## Listed records

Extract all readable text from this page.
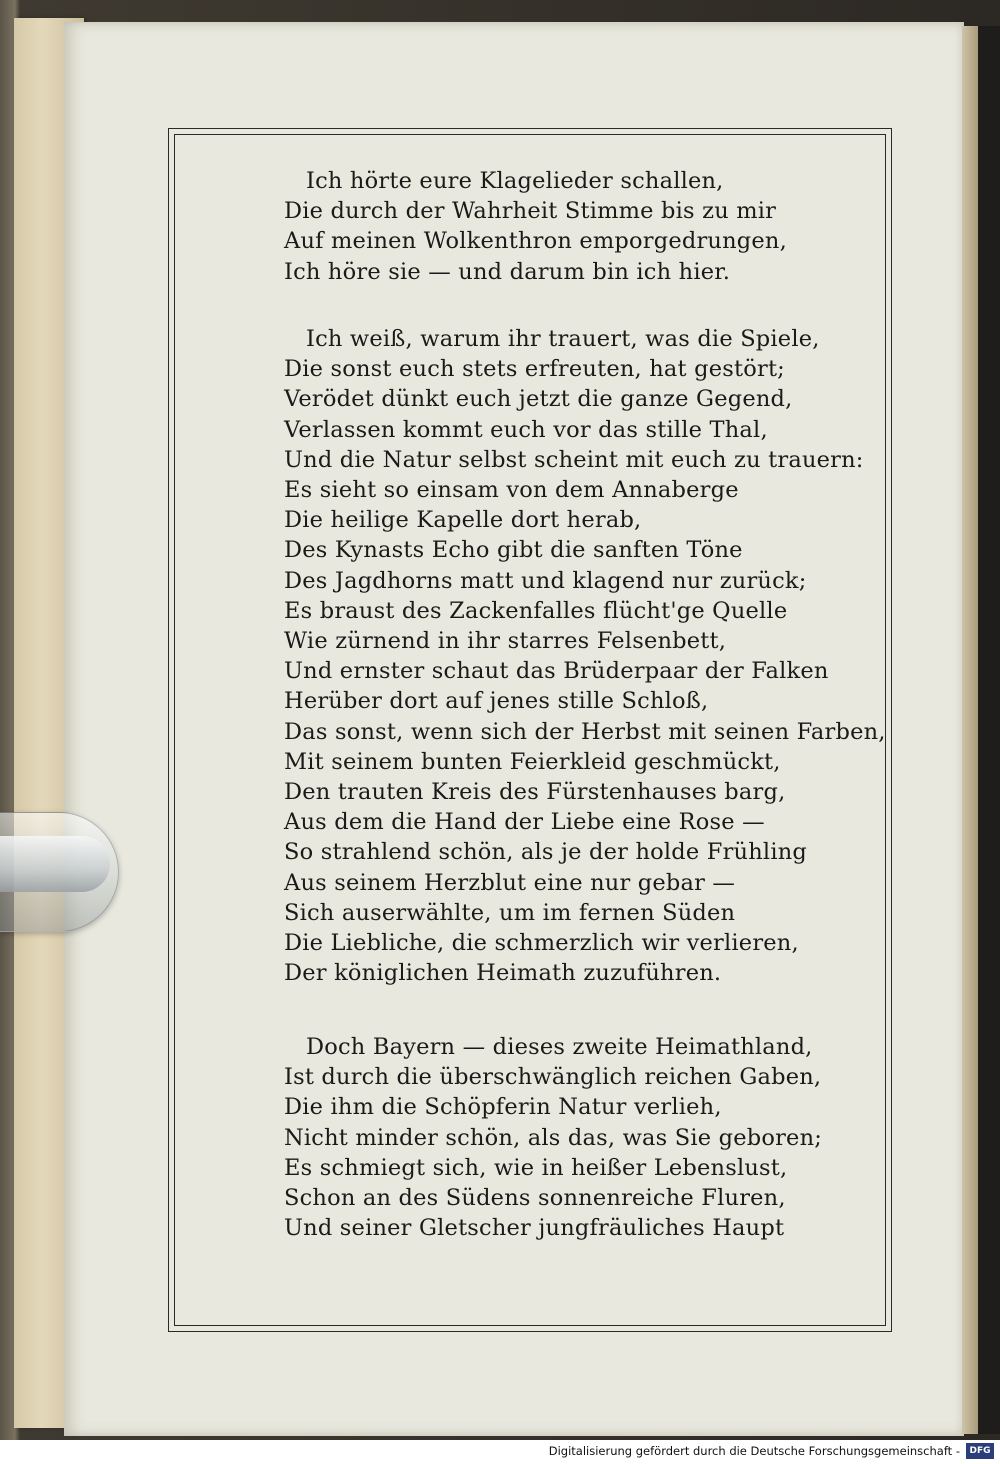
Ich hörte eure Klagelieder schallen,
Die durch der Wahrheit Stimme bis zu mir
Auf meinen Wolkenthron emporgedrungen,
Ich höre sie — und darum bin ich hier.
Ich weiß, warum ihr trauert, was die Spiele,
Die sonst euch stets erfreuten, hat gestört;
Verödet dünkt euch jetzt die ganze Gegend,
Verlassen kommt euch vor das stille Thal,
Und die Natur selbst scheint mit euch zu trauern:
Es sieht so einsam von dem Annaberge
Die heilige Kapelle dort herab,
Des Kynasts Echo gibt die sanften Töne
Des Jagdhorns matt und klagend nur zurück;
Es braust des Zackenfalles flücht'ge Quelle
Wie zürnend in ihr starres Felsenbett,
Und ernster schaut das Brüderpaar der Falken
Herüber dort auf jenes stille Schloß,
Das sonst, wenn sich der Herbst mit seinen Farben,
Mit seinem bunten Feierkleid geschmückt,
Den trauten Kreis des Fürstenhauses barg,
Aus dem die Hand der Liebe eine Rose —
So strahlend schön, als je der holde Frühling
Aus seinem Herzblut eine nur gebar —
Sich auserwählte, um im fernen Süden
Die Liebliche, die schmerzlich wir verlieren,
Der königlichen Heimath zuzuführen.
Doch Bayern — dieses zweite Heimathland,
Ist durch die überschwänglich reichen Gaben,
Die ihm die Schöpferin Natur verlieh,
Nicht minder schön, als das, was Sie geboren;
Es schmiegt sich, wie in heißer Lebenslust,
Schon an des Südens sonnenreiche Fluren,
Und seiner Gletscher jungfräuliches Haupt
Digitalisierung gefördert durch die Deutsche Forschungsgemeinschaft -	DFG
* * *
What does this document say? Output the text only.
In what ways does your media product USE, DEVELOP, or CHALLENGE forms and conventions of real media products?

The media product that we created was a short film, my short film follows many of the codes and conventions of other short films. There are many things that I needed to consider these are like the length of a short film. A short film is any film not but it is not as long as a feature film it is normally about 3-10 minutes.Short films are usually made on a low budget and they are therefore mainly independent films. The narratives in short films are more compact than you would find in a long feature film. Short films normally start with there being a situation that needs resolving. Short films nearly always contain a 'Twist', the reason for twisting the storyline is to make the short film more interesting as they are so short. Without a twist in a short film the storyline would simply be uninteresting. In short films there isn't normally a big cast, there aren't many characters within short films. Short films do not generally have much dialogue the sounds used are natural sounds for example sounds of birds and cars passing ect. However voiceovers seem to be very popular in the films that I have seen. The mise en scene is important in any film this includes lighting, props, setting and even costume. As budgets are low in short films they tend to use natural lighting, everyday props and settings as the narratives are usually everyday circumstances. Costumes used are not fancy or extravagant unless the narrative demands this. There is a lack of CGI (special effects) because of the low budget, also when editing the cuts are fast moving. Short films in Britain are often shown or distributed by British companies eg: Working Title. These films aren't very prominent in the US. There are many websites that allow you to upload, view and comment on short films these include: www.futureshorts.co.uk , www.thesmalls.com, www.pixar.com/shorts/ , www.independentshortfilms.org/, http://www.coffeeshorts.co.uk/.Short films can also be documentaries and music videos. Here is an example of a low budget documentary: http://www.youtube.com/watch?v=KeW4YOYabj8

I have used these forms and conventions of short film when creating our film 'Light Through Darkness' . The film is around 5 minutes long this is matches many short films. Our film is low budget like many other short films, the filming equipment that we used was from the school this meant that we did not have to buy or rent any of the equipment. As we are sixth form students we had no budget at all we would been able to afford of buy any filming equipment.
---
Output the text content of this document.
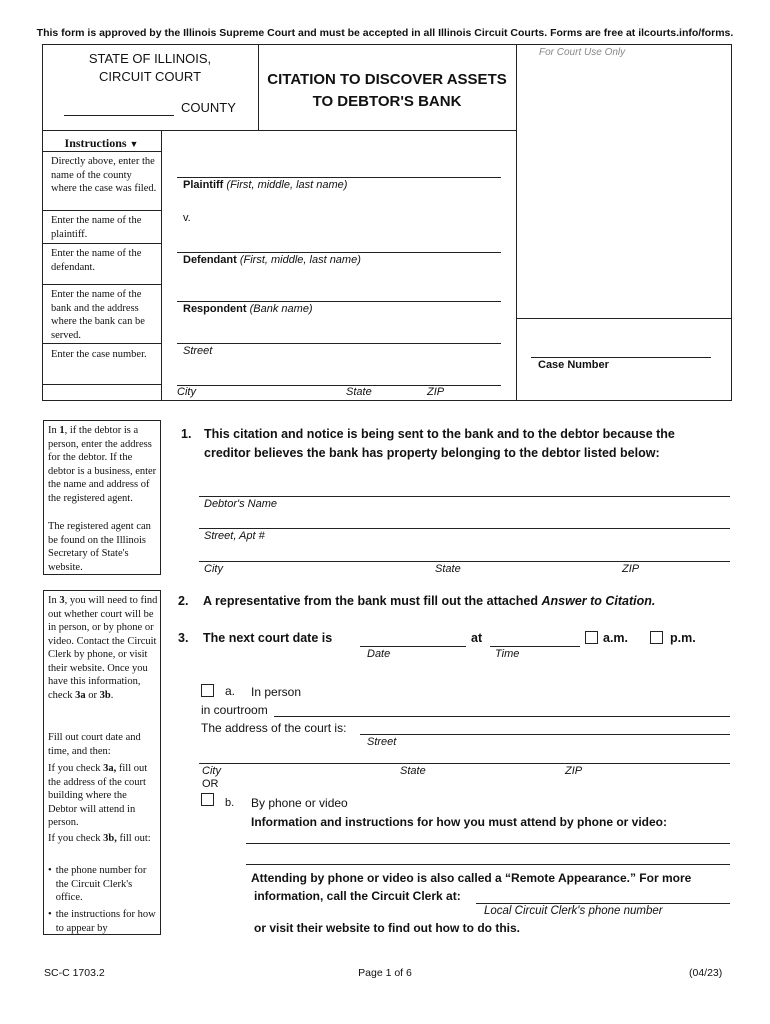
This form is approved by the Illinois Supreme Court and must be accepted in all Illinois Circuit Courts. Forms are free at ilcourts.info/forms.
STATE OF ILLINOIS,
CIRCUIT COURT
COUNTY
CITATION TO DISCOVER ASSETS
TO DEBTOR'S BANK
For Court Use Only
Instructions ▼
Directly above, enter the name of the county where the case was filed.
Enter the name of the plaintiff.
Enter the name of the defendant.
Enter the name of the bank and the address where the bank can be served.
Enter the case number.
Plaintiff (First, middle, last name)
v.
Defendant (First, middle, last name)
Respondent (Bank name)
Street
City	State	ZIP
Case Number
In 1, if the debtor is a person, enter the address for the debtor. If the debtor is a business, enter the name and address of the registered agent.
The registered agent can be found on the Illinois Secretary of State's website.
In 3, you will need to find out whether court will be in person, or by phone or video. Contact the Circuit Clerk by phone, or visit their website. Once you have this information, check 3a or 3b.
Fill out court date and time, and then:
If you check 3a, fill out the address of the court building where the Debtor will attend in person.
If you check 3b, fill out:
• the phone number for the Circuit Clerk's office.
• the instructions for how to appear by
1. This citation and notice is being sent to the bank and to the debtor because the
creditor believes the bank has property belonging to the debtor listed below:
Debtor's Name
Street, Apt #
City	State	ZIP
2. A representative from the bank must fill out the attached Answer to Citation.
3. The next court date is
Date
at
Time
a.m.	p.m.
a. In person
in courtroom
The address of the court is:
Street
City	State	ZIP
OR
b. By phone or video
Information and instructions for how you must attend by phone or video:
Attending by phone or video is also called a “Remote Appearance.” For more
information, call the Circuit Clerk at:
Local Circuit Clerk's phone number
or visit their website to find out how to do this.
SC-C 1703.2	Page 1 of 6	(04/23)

## Exercise prompt
Report the number of lines in the listing that include the string "their"; give nothing but the number.

## Finished exercise
2